## Begin WORKING DATA

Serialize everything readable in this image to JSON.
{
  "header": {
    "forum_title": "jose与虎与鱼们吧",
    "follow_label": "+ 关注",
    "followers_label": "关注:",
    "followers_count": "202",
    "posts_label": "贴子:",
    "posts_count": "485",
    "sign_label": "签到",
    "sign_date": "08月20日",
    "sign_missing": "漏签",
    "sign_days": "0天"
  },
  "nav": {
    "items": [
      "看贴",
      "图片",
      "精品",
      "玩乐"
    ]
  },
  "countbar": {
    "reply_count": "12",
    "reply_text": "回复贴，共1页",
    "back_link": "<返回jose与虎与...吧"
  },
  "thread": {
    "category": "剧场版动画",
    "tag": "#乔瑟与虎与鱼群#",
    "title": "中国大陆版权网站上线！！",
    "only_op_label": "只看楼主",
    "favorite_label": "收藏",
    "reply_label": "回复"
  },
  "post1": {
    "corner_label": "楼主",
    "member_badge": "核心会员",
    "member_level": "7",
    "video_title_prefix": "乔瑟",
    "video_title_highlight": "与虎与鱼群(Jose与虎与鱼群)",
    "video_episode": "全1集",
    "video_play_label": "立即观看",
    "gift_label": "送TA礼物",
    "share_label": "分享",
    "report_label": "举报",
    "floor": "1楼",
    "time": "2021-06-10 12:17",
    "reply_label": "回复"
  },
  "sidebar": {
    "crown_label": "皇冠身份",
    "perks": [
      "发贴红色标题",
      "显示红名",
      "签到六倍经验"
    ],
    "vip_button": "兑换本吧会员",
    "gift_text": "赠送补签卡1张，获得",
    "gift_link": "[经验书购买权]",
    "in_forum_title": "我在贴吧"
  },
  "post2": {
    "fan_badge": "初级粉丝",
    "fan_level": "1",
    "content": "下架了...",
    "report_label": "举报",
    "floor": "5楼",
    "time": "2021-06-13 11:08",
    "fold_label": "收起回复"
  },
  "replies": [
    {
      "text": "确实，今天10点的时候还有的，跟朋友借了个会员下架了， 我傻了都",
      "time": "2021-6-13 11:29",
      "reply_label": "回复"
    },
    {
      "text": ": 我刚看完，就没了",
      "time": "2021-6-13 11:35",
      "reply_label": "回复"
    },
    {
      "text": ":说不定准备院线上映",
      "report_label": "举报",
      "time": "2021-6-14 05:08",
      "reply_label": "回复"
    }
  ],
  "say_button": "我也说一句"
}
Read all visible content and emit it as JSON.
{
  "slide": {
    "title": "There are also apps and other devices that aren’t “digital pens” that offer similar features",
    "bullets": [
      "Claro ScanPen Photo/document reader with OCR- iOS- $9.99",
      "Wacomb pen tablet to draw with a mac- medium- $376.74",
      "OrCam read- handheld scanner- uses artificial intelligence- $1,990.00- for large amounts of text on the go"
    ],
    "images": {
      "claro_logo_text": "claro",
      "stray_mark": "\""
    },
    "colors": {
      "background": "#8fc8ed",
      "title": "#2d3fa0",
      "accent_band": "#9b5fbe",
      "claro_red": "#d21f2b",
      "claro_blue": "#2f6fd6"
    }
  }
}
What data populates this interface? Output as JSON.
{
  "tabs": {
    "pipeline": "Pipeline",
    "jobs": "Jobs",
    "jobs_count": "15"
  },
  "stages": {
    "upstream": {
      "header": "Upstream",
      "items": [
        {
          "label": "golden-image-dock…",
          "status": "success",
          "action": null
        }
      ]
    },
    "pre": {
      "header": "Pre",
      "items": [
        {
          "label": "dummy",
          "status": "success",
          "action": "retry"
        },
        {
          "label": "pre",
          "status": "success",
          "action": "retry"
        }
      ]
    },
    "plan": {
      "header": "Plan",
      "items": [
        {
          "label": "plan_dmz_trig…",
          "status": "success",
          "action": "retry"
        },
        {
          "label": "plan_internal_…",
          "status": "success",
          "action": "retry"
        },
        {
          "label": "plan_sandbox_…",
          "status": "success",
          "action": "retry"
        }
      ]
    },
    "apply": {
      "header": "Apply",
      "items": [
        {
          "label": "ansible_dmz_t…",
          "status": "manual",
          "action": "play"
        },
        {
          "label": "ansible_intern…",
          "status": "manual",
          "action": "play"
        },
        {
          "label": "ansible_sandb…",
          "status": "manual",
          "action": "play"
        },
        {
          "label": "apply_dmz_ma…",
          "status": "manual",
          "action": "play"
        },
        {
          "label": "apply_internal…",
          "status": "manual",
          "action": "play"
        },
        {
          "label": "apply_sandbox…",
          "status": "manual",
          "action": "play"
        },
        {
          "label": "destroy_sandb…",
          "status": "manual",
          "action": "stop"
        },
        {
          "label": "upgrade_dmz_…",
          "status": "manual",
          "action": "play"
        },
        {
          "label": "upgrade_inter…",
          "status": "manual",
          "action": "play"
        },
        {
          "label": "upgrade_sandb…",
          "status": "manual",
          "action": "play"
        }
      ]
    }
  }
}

## End WORKING DATA
## Begin WORKING DATA

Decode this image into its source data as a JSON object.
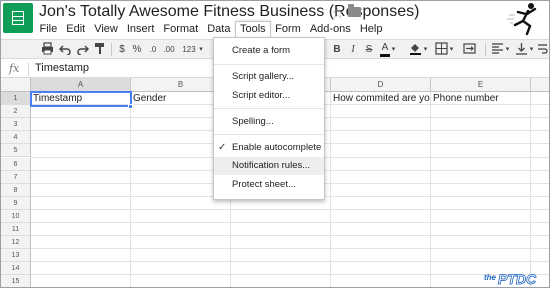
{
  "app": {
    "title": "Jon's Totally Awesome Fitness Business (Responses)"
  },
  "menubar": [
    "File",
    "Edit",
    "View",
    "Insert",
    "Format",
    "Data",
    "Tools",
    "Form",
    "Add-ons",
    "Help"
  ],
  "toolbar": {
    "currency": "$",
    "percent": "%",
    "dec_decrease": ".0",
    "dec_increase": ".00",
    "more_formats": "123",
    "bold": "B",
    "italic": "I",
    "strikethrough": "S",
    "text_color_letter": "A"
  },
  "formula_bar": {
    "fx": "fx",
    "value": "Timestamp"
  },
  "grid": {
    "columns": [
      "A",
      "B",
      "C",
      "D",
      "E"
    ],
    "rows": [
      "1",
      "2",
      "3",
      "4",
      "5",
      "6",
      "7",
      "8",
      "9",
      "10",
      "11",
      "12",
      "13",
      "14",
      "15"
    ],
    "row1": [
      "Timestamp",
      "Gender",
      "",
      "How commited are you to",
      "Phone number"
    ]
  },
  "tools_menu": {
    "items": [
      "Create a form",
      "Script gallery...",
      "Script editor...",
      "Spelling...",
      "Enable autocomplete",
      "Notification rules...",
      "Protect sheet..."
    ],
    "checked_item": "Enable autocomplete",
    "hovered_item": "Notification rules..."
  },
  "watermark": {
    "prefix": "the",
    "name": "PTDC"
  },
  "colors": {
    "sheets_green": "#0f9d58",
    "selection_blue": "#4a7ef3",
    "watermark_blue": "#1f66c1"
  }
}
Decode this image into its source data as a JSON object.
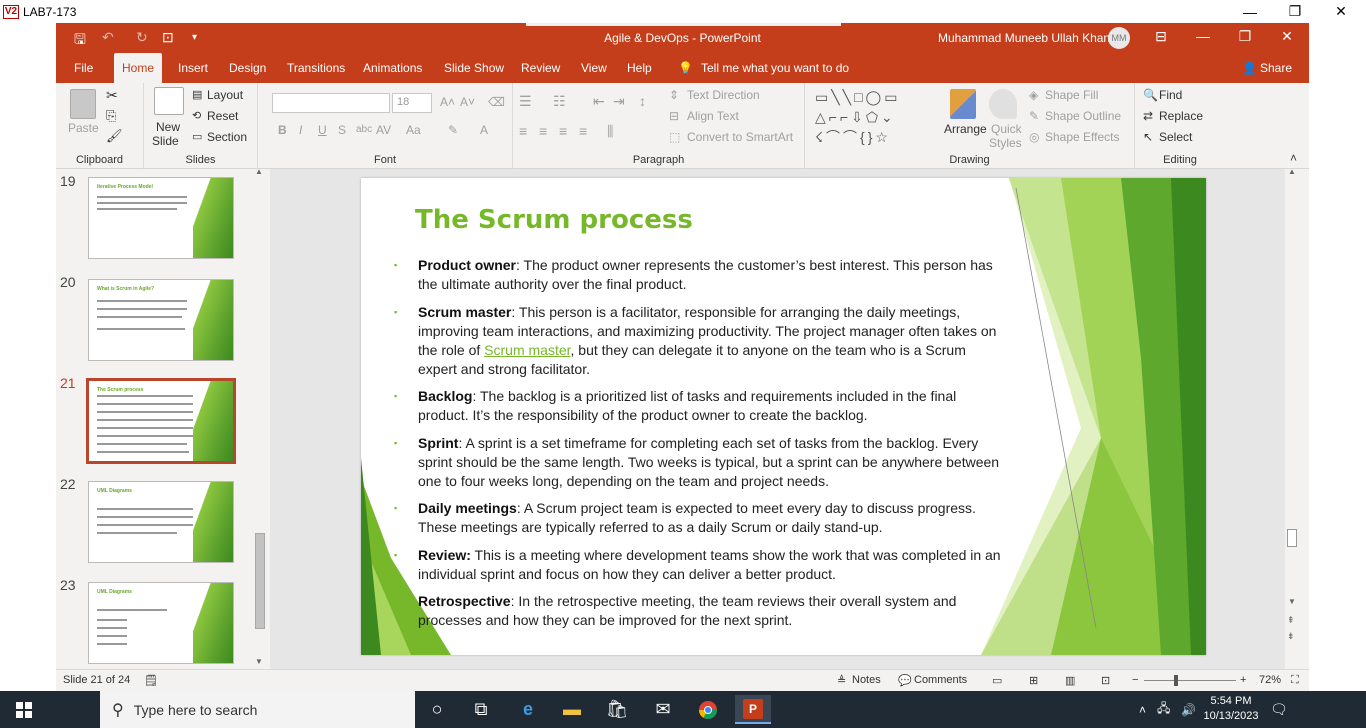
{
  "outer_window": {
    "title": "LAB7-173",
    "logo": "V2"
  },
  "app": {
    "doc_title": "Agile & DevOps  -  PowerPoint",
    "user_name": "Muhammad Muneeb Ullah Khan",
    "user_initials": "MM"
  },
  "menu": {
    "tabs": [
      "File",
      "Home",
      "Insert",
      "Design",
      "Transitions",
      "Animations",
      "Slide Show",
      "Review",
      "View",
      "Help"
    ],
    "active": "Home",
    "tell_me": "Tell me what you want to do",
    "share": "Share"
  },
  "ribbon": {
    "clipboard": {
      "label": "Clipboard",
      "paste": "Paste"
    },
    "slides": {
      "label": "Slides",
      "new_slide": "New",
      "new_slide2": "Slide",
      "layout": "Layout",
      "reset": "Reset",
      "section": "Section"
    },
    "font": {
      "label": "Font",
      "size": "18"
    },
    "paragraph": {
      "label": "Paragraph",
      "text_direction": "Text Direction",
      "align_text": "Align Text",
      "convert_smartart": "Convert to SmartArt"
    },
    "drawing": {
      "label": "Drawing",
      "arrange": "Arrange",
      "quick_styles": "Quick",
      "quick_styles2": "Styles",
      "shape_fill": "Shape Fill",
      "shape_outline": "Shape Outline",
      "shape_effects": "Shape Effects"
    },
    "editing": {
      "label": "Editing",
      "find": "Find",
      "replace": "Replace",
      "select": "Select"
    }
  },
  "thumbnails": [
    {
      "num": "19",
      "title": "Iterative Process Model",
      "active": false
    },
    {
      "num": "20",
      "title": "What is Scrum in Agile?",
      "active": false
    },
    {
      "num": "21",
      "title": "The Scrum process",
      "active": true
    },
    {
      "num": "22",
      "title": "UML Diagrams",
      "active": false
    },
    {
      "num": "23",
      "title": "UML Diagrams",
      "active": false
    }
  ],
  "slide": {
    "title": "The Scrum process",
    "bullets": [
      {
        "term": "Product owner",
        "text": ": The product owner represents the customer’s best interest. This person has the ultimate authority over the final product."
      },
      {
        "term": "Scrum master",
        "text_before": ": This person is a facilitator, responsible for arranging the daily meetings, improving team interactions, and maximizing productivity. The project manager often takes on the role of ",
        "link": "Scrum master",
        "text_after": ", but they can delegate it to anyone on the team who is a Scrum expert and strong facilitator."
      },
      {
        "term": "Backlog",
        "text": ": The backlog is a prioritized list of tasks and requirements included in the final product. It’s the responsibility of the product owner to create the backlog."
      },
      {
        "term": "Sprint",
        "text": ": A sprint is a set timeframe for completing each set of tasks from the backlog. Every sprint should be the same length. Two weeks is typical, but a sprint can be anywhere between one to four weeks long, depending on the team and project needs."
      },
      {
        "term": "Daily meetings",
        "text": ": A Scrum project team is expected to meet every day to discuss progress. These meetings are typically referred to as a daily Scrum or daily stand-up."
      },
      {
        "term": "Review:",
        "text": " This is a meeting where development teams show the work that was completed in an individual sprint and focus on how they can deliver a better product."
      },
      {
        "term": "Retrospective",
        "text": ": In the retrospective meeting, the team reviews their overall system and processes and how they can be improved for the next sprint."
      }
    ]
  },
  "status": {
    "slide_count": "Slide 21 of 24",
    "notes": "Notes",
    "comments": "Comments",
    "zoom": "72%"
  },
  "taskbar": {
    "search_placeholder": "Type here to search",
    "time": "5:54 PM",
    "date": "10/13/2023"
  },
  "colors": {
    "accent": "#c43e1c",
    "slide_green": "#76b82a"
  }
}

## End WORKING DATA
## Begin WORKING DATA

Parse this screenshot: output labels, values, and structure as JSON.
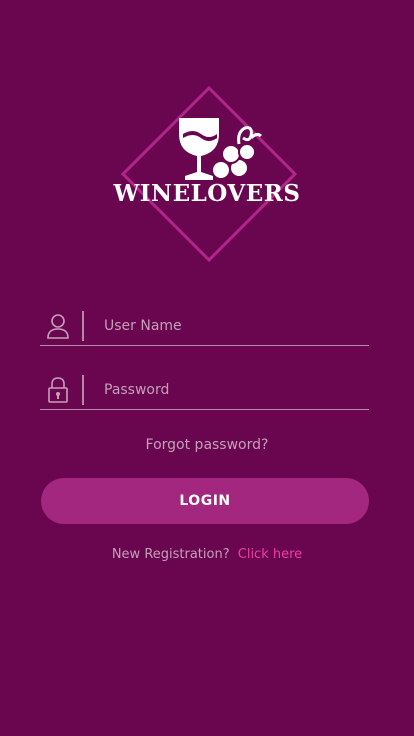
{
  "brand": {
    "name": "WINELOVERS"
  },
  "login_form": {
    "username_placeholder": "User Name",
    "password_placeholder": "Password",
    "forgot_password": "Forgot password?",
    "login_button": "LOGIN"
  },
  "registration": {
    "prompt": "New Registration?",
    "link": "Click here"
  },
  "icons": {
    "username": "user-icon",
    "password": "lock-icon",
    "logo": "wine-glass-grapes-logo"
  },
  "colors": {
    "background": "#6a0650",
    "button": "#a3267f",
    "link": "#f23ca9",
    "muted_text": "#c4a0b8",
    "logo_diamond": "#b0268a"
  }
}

## End WORKING DATA

**BRIEF**:
Look through the data above. Find each line with the string "Enable" and copy it.

**FINISHED EXERCISE**:
      "Enable autocomplete",
    "checked_item": "Enable autocomplete",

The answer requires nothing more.